§ Problem to solve:
Say how many lines include the word "피신청인이". Reply with nothing but the number.

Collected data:
________________________
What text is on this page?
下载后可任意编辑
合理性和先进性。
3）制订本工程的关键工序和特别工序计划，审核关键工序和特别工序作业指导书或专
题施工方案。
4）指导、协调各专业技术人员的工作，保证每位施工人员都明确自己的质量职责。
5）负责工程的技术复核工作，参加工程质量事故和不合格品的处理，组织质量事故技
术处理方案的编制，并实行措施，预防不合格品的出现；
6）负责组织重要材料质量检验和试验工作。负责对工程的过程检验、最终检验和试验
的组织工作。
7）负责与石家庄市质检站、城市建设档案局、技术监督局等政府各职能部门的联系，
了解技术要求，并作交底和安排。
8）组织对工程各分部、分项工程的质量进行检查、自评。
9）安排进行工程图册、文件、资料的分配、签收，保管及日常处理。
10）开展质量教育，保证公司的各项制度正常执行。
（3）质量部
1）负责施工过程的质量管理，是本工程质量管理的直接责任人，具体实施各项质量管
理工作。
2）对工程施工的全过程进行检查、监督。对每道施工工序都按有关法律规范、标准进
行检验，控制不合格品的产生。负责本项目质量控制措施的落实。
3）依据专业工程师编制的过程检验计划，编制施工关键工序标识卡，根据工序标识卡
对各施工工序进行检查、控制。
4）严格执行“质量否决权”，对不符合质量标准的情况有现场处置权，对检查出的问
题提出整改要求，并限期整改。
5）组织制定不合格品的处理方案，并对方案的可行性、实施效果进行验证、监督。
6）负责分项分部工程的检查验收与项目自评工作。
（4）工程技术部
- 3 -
________________________
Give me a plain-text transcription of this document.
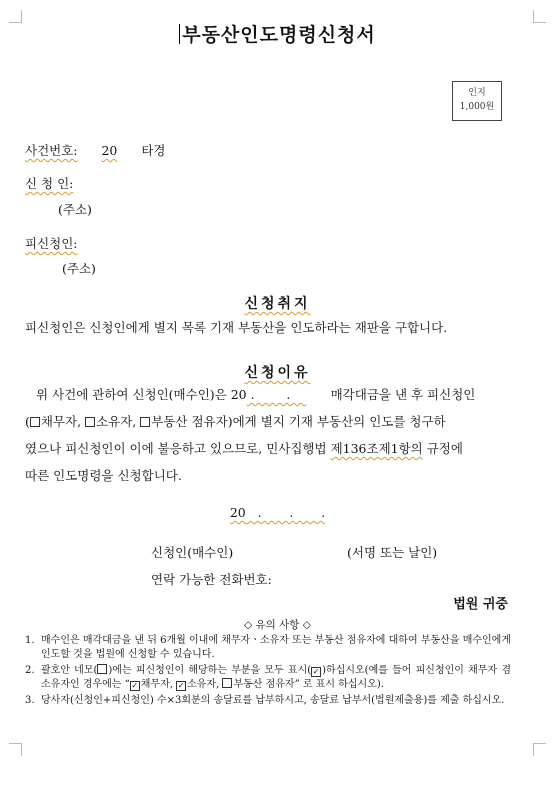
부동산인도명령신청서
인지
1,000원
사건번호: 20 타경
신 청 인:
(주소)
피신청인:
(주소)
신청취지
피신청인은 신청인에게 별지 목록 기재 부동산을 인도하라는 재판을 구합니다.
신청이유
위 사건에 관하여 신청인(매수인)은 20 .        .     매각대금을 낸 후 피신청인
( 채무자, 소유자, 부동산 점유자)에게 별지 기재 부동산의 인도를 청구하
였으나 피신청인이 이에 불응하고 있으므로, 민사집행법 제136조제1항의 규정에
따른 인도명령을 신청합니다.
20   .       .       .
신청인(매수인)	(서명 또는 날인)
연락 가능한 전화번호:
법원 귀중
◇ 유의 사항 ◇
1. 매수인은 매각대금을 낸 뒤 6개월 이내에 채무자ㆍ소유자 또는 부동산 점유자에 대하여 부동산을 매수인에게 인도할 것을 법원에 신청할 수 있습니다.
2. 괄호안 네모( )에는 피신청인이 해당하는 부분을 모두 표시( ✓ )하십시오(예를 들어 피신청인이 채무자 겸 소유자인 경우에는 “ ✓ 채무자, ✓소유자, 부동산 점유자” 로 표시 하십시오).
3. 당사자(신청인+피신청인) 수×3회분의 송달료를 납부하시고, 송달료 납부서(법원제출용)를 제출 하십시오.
________________________
§ Task solution:
2